• _WHAT THE TASK REQUIRES_
Return the lines starting at the line containing "setting-title: 拨号按键音 xyxy=(317,330,372,343)" and ending at the line containing "setting-title: 呼叫转移 xyxy=(317,81,361,94)", exactly as they appear.

▬▬▬▬▬▬▬▬▬▬

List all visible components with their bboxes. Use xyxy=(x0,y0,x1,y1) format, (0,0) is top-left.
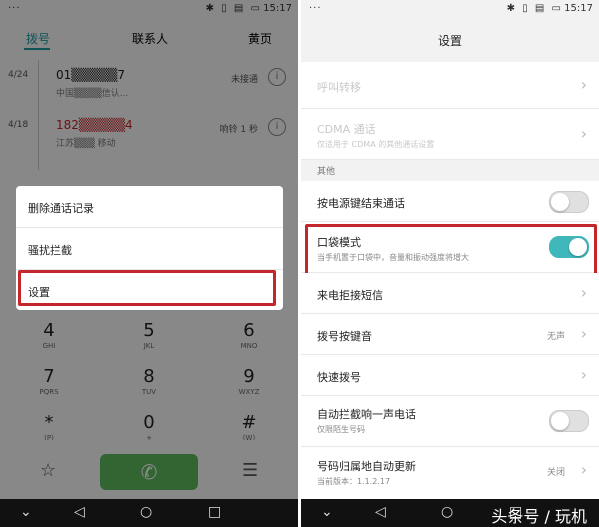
setting-title: 拨号按键音 xyxy=(317,330,372,343)
chevron-right-icon: › xyxy=(580,460,587,479)
watermark: 头条号 / 玩机 xyxy=(491,507,587,526)
status-time: 15:17 xyxy=(564,3,593,14)
menu-item-harassment-block[interactable]: 骚扰拦截 xyxy=(28,242,72,258)
home-icon[interactable]: ○ xyxy=(441,504,453,520)
chevron-right-icon: › xyxy=(580,283,587,302)
chevron-right-icon: › xyxy=(580,365,587,384)
setting-value: 无声 xyxy=(546,332,565,342)
setting-subtitle: 当前版本：1.1.2.17 xyxy=(317,477,391,486)
menu-divider xyxy=(16,227,283,228)
chevron-down-icon[interactable]: ⌄ xyxy=(321,504,333,520)
setting-subtitle: 仅适用于 CDMA 的其他通话设置 xyxy=(317,140,435,149)
back-icon[interactable]: ◁ xyxy=(74,504,85,520)
setting-title: 来电拒接短信 xyxy=(317,289,383,302)
setting-block-one-ring[interactable]: 自动拦截响一声电话 仅限陌生号码 xyxy=(301,396,599,447)
settings-screen: ··· ✱ ▯ ▤ ▭ 15:17 设置 呼叫转移 › CDMA 通话 仅适用于… xyxy=(301,0,599,527)
dialer-screen: ··· ✱ ▯ ▤ ▭ 15:17 拨号 联系人 黄页 4/24 01▒▒▒▒▒… xyxy=(0,0,298,527)
status-icons: ✱ ▯ ▤ ▭ xyxy=(506,3,563,14)
menu-item-delete-call-log[interactable]: 删除通话记录 xyxy=(28,200,94,216)
setting-title: 号码归属地自动更新 xyxy=(317,460,416,473)
setting-title: 呼叫转移 xyxy=(317,81,361,94)
chevron-right-icon: › xyxy=(580,75,587,94)
setting-reject-sms[interactable]: 来电拒接短信 › xyxy=(301,273,599,314)
status-dots: ··· xyxy=(309,3,322,14)
highlight-box xyxy=(305,224,597,276)
setting-cdma-call: CDMA 通话 仅适用于 CDMA 的其他通话设置 › xyxy=(301,109,599,160)
setting-title: 自动拦截响一声电话 xyxy=(317,408,416,421)
toggle-switch[interactable] xyxy=(549,410,589,432)
status-bar: ··· ✱ ▯ ▤ ▭ 15:17 xyxy=(301,0,599,20)
page-title: 设置 xyxy=(437,34,462,48)
highlight-box xyxy=(18,270,276,306)
recents-icon[interactable]: □ xyxy=(208,504,221,520)
chevron-right-icon: › xyxy=(580,324,587,343)
nav-bar: ⌄ ◁ ○ □ xyxy=(0,499,298,527)
setting-power-key-end-call[interactable]: 按电源键结束通话 xyxy=(301,181,599,222)
setting-call-forwarding: 呼叫转移 › xyxy=(301,62,599,109)
back-icon[interactable]: ◁ xyxy=(375,504,386,520)
setting-title: CDMA 通话 xyxy=(317,123,376,136)
chevron-right-icon: › xyxy=(580,124,587,143)
section-header-other: 其他 xyxy=(301,160,599,180)
chevron-down-icon[interactable]: ⌄ xyxy=(20,504,32,520)
setting-dial-tone[interactable]: 拨号按键音 无声 › xyxy=(301,314,599,355)
toggle-switch[interactable] xyxy=(549,191,589,213)
setting-subtitle: 仅限陌生号码 xyxy=(317,425,365,434)
setting-title: 快速拨号 xyxy=(317,371,361,384)
home-icon[interactable]: ○ xyxy=(140,504,152,520)
setting-title: 按电源键结束通话 xyxy=(317,197,405,210)
setting-value: 关闭 xyxy=(546,468,565,478)
setting-location-update[interactable]: 号码归属地自动更新 当前版本：1.1.2.17 关闭 › xyxy=(301,447,599,500)
setting-speed-dial[interactable]: 快速拨号 › xyxy=(301,355,599,396)
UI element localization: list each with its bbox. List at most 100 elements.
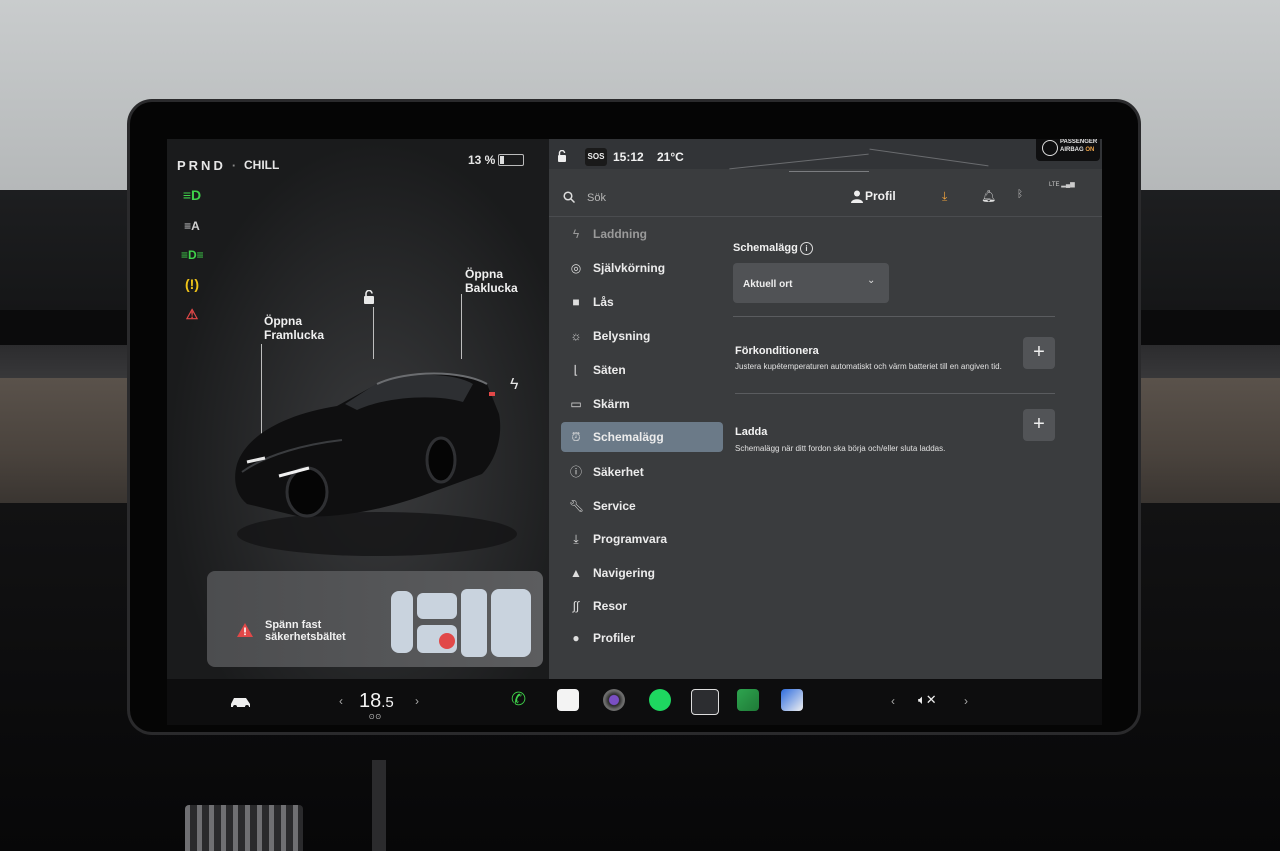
notification-bell-icon[interactable]: 🔔︎ xyxy=(981,189,996,203)
search-input[interactable] xyxy=(585,187,789,209)
alert-line-2: säkerhetsbältet xyxy=(265,631,346,643)
person-icon: ● xyxy=(572,631,580,645)
open-frunk-label-1: Öppna xyxy=(264,314,302,328)
nav-item-saten[interactable]: ⌊ Säten xyxy=(561,355,723,385)
lock-icon: ■ xyxy=(572,295,580,309)
tire-pressure-icon: (!) xyxy=(185,276,199,292)
navigation-app-icon[interactable] xyxy=(781,689,803,711)
mute-icon[interactable]: 🔈︎✕ xyxy=(918,692,937,708)
nav-item-navigering[interactable]: ▲ Navigering xyxy=(561,558,723,588)
door-lock-icon[interactable] xyxy=(556,150,568,162)
warning-triangle-icon xyxy=(237,623,253,637)
nav-item-label: Belysning xyxy=(593,329,651,343)
open-trunk-label-1: Öppna xyxy=(465,267,503,281)
temp-down-button[interactable]: ‹ xyxy=(339,694,343,708)
charge-title: Ladda xyxy=(735,426,768,438)
settings-panel: SOS 15:12 21°C PASSENGER AIRBAG ON Profi… xyxy=(549,139,1102,679)
alarm-clock-icon: ⏰︎ xyxy=(571,430,581,444)
nav-item-label: Skärm xyxy=(593,397,630,411)
spotify-app-icon[interactable] xyxy=(649,689,671,711)
chevron-down-icon: ⌄ xyxy=(867,275,876,286)
steering-wheel-icon: ◎ xyxy=(570,261,582,275)
console-edge xyxy=(372,760,386,851)
unlock-icon[interactable] xyxy=(362,290,376,304)
nav-item-laddning[interactable]: ϟ Laddning xyxy=(561,219,723,249)
nav-item-profiler[interactable]: ● Profiler xyxy=(561,623,723,653)
battery-percent: 13 % xyxy=(468,153,496,167)
touchscreen: PRND · CHILL 13 % ≡D ≡A ≡D≡ (!) ⚠ Öppna F… xyxy=(167,139,1102,725)
section-divider xyxy=(733,316,1055,317)
air-vent xyxy=(185,805,303,851)
nav-item-service[interactable]: 🔧︎ Service xyxy=(561,491,723,521)
nav-item-schemalagg[interactable]: ⏰︎ Schemalägg xyxy=(561,422,723,452)
lte-signal-icon: LTE ▂▄▆ xyxy=(1049,182,1075,188)
nav-item-sjalvkorning[interactable]: ◎ Självkörning xyxy=(561,253,723,283)
location-dropdown[interactable]: Aktuell ort ⌄ xyxy=(733,263,889,303)
sos-button[interactable]: SOS xyxy=(585,148,607,166)
seat-heater-icon[interactable]: ʘʘ xyxy=(369,714,382,721)
precondition-description: Justera kupétemperaturen automatiskt och… xyxy=(735,362,1002,371)
lte-label: LTE xyxy=(1049,182,1060,188)
download-icon[interactable]: ⤓ xyxy=(942,189,947,204)
airbag-state: ON xyxy=(1085,147,1095,153)
nav-item-label: Säkerhet xyxy=(593,465,644,479)
parking-lights-icon: ≡D≡ xyxy=(181,248,204,262)
add-precondition-button[interactable]: + xyxy=(1023,337,1055,369)
volume-up-button[interactable]: › xyxy=(964,694,968,708)
bolt-icon: ϟ xyxy=(572,227,580,241)
search-icon xyxy=(563,191,575,203)
auto-highbeam-icon: ≡A xyxy=(184,219,200,233)
nav-item-label: Laddning xyxy=(593,227,647,241)
open-frunk-label-2: Framlucka xyxy=(264,328,325,342)
open-trunk-button[interactable]: Öppna Baklucka xyxy=(465,267,535,295)
precondition-title: Förkonditionera xyxy=(735,345,819,357)
nav-item-sakerhet[interactable]: ⓘ Säkerhet xyxy=(561,457,723,487)
nav-item-programvara[interactable]: ⤓ Programvara xyxy=(561,524,723,554)
gear-letters: PRND xyxy=(177,158,226,173)
charge-description: Schemalägg när ditt fordon ska börja och… xyxy=(735,444,946,453)
car-icon[interactable] xyxy=(229,695,253,709)
trips-icon: ∫∫ xyxy=(572,599,580,613)
calendar-app-icon[interactable] xyxy=(557,689,579,711)
nav-item-label: Lås xyxy=(593,295,614,309)
open-frunk-button[interactable]: Öppna Framlucka xyxy=(264,314,334,342)
info-circle-icon: ⓘ xyxy=(569,465,582,479)
camera-app-icon[interactable] xyxy=(603,689,625,711)
nav-item-label: Navigering xyxy=(593,566,656,580)
seatbelt-alert-text: Spänn fast säkerhetsbältet xyxy=(265,619,375,643)
car-model-image xyxy=(235,372,517,556)
section-divider xyxy=(735,393,1055,394)
profile-button[interactable]: Profil xyxy=(865,189,896,203)
map-road xyxy=(789,171,869,172)
open-trunk-label-2: Baklucka xyxy=(465,281,518,295)
wrench-icon: 🔧︎ xyxy=(569,499,585,513)
passenger-airbag-indicator: PASSENGER AIRBAG ON xyxy=(1036,139,1100,161)
gear-selector: PRND · xyxy=(177,158,237,173)
volume-down-button[interactable]: ‹ xyxy=(891,694,895,708)
location-value: Aktuell ort xyxy=(743,279,793,290)
nav-item-label: Profiler xyxy=(593,631,636,645)
seatbelt-alert-card[interactable]: Spänn fast säkerhetsbältet xyxy=(207,571,543,667)
header-divider xyxy=(549,216,1102,217)
energy-app-icon[interactable] xyxy=(737,689,759,711)
info-icon[interactable]: i xyxy=(800,242,813,255)
cabin-temperature[interactable]: 18.5 xyxy=(359,690,394,713)
bluetooth-icon[interactable]: ᛒ xyxy=(1017,189,1023,200)
person-icon xyxy=(851,190,863,203)
outside-temperature: 21°C xyxy=(657,150,684,164)
nav-item-belysning[interactable]: ☼ Belysning xyxy=(561,321,723,351)
toybox-app-icon[interactable] xyxy=(691,689,719,715)
nav-item-resor[interactable]: ∫∫ Resor xyxy=(561,591,723,621)
nav-item-skarm[interactable]: ▭ Skärm xyxy=(561,389,723,419)
phone-app-icon[interactable]: ✆ xyxy=(511,689,533,711)
navigation-arrow-icon: ▲ xyxy=(570,566,582,580)
temp-up-button[interactable]: › xyxy=(415,694,419,708)
sun-icon: ☼ xyxy=(570,329,582,343)
map-road xyxy=(869,148,989,167)
drive-mode: CHILL xyxy=(244,158,280,172)
nav-item-label: Programvara xyxy=(593,532,668,546)
add-charge-schedule-button[interactable]: + xyxy=(1023,409,1055,441)
nav-item-label: Resor xyxy=(593,599,628,613)
nav-item-las[interactable]: ■ Lås xyxy=(561,287,723,317)
airbag-line-2: AIRBAG ON xyxy=(1060,147,1094,153)
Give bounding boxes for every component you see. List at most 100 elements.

▬▬▬▬▬▬▬▬▬▬

• _TASK ANSWER_
setting-title: 拨号按键音 xyxy=(317,330,372,343)
chevron-right-icon: › xyxy=(580,460,587,479)
watermark: 头条号 / 玩机 xyxy=(491,507,587,526)
status-time: 15:17 xyxy=(564,3,593,14)
menu-item-harassment-block[interactable]: 骚扰拦截 xyxy=(28,242,72,258)
home-icon[interactable]: ○ xyxy=(441,504,453,520)
chevron-right-icon: › xyxy=(580,283,587,302)
chevron-right-icon: › xyxy=(580,365,587,384)
setting-value: 无声 xyxy=(546,332,565,342)
setting-subtitle: 当前版本：1.1.2.17 xyxy=(317,477,391,486)
menu-divider xyxy=(16,227,283,228)
chevron-down-icon[interactable]: ⌄ xyxy=(321,504,333,520)
setting-subtitle: 仅适用于 CDMA 的其他通话设置 xyxy=(317,140,435,149)
back-icon[interactable]: ◁ xyxy=(74,504,85,520)
setting-title: 来电拒接短信 xyxy=(317,289,383,302)
setting-block-one-ring[interactable]: 自动拦截响一声电话 仅限陌生号码 xyxy=(301,396,599,447)
settings-screen: ··· ✱ ▯ ▤ ▭ 15:17 设置 呼叫转移 › CDMA 通话 仅适用于… xyxy=(301,0,599,527)
dialer-screen: ··· ✱ ▯ ▤ ▭ 15:17 拨号 联系人 黄页 4/24 01▒▒▒▒▒… xyxy=(0,0,298,527)
status-icons: ✱ ▯ ▤ ▭ xyxy=(506,3,563,14)
menu-item-delete-call-log[interactable]: 删除通话记录 xyxy=(28,200,94,216)
setting-title: 号码归属地自动更新 xyxy=(317,460,416,473)
setting-title: 呼叫转移 xyxy=(317,81,361,94)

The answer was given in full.